[Stored items from a collection]
· · ·

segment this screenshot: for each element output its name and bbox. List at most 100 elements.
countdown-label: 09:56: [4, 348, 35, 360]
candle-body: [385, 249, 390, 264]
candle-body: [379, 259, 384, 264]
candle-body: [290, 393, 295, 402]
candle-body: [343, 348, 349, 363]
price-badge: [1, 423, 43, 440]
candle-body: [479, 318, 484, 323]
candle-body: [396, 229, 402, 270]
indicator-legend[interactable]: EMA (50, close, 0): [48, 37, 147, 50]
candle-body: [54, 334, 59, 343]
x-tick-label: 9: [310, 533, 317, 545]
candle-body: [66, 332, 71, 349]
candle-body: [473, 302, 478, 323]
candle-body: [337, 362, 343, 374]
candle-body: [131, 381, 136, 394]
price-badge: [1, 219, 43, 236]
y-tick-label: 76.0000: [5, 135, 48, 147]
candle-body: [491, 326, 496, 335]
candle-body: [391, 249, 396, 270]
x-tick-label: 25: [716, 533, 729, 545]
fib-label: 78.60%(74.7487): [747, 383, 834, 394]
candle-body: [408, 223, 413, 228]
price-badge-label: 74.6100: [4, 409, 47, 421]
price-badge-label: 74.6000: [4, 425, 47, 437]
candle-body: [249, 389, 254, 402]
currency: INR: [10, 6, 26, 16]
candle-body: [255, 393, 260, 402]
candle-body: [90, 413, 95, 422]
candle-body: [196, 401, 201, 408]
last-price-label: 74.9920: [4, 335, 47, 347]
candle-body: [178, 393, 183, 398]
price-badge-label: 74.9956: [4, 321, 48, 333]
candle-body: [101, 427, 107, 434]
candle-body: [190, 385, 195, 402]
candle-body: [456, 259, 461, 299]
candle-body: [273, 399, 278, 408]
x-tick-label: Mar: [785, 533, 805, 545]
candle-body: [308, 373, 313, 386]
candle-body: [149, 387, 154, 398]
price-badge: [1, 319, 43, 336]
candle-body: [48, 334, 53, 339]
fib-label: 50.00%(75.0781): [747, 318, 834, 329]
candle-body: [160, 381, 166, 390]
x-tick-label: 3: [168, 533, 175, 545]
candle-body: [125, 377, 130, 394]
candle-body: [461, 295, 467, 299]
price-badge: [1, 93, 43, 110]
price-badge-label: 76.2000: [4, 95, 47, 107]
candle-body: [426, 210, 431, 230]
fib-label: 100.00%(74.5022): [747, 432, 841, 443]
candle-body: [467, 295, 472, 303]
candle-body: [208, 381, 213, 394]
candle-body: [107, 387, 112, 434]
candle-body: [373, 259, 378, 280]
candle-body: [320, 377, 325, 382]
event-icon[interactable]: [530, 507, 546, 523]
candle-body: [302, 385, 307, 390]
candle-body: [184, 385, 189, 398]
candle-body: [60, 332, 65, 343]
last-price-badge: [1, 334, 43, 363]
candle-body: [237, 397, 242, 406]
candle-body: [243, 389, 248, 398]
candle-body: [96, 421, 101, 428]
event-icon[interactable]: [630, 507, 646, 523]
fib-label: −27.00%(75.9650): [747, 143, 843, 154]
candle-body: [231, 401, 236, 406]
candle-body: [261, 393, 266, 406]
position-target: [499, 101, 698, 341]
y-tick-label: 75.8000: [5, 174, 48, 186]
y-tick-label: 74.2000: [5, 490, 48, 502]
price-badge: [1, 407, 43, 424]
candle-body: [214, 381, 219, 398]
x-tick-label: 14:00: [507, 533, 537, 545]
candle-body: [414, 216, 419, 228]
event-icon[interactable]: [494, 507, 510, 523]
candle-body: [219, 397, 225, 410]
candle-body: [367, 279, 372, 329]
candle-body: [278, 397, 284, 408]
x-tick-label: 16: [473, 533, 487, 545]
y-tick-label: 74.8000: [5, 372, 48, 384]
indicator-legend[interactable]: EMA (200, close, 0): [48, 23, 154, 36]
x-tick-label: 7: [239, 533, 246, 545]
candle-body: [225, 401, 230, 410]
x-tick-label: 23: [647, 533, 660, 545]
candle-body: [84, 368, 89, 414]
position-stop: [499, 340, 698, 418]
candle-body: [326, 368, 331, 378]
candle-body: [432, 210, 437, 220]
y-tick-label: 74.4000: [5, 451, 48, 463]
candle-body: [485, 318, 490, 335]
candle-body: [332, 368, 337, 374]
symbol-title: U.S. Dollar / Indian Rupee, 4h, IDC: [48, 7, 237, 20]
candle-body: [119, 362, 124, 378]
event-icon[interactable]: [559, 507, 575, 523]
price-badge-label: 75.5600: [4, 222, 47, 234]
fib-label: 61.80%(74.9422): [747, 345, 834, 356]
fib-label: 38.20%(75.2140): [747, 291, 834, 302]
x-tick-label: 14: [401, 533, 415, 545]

· · ·

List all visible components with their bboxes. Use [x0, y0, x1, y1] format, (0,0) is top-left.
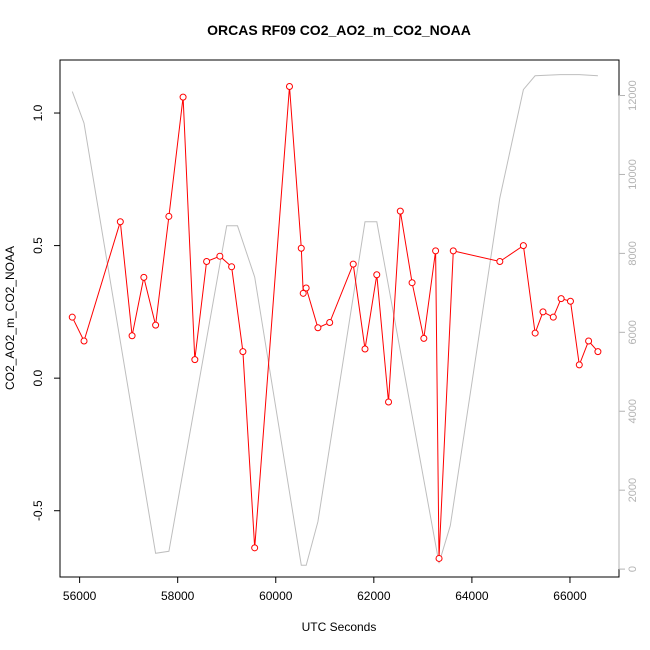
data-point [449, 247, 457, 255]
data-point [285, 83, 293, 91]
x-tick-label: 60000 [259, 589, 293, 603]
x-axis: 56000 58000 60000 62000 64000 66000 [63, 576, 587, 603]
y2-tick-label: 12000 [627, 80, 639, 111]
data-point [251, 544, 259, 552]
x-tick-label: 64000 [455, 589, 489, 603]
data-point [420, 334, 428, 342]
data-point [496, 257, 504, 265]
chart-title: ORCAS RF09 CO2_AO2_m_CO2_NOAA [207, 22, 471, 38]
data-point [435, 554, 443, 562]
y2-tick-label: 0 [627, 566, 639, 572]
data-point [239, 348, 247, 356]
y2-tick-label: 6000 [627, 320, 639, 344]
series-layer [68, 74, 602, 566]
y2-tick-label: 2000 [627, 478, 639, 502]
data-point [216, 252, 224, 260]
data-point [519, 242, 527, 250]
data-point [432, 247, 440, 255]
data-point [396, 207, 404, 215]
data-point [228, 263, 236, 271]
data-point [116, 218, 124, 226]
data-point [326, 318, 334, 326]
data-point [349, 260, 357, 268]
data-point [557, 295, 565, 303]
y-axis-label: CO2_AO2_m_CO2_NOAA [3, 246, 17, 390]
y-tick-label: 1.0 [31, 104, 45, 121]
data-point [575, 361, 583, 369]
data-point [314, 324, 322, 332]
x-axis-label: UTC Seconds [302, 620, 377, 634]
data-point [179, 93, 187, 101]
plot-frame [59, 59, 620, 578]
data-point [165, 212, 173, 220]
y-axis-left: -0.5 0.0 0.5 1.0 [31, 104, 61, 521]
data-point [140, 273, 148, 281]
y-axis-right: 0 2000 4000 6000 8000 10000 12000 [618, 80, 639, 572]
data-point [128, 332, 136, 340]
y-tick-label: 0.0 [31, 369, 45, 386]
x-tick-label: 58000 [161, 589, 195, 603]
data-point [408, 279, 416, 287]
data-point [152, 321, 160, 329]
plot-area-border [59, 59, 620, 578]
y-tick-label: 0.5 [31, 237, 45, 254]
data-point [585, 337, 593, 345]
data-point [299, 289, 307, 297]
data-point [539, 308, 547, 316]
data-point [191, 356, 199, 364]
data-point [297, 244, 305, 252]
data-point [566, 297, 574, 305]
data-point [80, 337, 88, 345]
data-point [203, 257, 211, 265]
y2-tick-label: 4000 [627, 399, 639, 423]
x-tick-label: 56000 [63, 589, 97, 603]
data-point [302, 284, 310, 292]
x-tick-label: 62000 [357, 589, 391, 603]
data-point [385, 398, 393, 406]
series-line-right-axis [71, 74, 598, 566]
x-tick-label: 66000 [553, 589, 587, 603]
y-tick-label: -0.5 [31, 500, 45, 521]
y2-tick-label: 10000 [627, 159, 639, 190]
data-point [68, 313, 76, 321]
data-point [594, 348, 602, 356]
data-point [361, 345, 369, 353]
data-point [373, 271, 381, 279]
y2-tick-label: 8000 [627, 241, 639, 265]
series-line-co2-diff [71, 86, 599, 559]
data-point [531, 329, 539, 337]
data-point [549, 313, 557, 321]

· · ·

** Do this **
Rewrite the records from the line with "segment this screenshot: for" to the line with "candle-body: [48, 334, 53, 339]", renaming "candle-body" to "bar-body" throughout and keeping everything else the same.

** Task result **
segment this screenshot: for each element output its name and bbox. List at most 100 elements.
countdown-label: 09:56: [4, 348, 35, 360]
bar-body: [385, 249, 390, 264]
bar-body: [379, 259, 384, 264]
bar-body: [290, 393, 295, 402]
bar-body: [343, 348, 349, 363]
price-badge: [1, 423, 43, 440]
bar-body: [479, 318, 484, 323]
bar-body: [396, 229, 402, 270]
indicator-legend[interactable]: EMA (50, close, 0): [48, 37, 147, 50]
bar-body: [54, 334, 59, 343]
x-tick-label: 9: [310, 533, 317, 545]
bar-body: [66, 332, 71, 349]
bar-body: [473, 302, 478, 323]
bar-body: [337, 362, 343, 374]
bar-body: [131, 381, 136, 394]
price-badge: [1, 219, 43, 236]
y-tick-label: 76.0000: [5, 135, 48, 147]
bar-body: [491, 326, 496, 335]
bar-body: [391, 249, 396, 270]
x-tick-label: 25: [716, 533, 729, 545]
fib-label: 78.60%(74.7487): [747, 383, 834, 394]
bar-body: [408, 223, 413, 228]
price-badge-label: 74.6100: [4, 409, 47, 421]
price-badge-label: 74.6000: [4, 425, 47, 437]
bar-body: [249, 389, 254, 402]
currency: INR: [10, 6, 26, 16]
bar-body: [255, 393, 260, 402]
bar-body: [90, 413, 95, 422]
bar-body: [196, 401, 201, 408]
last-price-label: 74.9920: [4, 335, 47, 347]
bar-body: [178, 393, 183, 398]
price-badge-label: 74.9956: [4, 321, 48, 333]
bar-body: [101, 427, 107, 434]
bar-body: [190, 385, 195, 402]
bar-body: [456, 259, 461, 299]
bar-body: [273, 399, 278, 408]
x-tick-label: Mar: [785, 533, 805, 545]
bar-body: [308, 373, 313, 386]
bar-body: [149, 387, 154, 398]
price-badge: [1, 319, 43, 336]
bar-body: [48, 334, 53, 339]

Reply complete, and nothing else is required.